------ DATA FOR THIS EXERCISE ------

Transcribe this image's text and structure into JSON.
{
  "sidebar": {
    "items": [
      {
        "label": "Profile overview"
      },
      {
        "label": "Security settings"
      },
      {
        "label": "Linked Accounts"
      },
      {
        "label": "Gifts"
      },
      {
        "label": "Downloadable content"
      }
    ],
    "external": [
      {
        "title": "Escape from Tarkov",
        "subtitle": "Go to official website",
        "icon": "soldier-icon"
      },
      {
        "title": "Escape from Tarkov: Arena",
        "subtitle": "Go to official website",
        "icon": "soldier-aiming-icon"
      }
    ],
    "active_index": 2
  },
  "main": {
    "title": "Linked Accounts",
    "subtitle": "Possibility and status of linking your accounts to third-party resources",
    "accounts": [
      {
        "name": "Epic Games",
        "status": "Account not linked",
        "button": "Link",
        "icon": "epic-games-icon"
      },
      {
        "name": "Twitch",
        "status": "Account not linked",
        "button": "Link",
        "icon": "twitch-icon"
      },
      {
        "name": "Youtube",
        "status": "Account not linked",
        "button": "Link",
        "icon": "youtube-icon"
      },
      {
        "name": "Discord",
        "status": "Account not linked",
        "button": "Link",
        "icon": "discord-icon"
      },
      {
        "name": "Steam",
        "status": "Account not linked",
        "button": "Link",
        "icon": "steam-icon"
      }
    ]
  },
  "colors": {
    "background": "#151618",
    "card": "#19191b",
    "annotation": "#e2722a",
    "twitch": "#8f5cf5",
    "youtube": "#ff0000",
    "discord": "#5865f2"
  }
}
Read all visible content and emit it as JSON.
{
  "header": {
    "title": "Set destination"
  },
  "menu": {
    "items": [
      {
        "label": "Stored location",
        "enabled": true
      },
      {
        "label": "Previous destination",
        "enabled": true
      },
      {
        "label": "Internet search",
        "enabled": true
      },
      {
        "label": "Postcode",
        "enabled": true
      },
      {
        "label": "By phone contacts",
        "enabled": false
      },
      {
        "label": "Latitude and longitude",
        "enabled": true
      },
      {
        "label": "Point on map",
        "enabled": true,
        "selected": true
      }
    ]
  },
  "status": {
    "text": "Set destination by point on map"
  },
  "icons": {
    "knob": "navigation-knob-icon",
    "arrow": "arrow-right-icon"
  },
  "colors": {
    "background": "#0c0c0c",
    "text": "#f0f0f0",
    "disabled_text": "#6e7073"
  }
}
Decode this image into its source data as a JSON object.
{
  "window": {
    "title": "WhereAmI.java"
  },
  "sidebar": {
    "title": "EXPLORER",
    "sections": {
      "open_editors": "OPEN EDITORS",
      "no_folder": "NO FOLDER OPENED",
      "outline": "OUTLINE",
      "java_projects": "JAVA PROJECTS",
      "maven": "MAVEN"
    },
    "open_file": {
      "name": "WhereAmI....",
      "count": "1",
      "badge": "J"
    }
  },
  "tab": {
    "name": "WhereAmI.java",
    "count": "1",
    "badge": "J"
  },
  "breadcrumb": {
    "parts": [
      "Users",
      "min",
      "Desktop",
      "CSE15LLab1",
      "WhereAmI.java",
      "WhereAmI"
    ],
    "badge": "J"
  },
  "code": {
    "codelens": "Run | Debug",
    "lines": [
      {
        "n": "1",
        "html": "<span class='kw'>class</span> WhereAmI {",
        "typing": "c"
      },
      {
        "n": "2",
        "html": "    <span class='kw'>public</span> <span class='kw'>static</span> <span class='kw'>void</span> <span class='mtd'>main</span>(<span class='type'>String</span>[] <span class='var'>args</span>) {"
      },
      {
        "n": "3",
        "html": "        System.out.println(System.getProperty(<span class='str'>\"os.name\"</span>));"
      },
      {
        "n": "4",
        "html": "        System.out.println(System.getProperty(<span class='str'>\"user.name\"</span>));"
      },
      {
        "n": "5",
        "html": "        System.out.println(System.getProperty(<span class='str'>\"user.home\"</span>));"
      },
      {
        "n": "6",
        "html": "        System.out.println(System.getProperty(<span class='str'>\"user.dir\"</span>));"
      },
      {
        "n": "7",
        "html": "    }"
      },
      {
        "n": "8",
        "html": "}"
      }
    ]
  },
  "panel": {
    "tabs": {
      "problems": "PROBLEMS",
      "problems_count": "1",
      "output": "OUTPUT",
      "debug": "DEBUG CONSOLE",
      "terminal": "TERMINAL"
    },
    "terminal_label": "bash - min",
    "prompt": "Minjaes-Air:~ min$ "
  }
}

------

DIRECTIONS FOR THIS TASK - Show the lines of the material that contain the word "destination".

WORKED ANSWER -
    "title": "Set destination"
        "label": "Previous destination",
    "text": "Set destination by point on map"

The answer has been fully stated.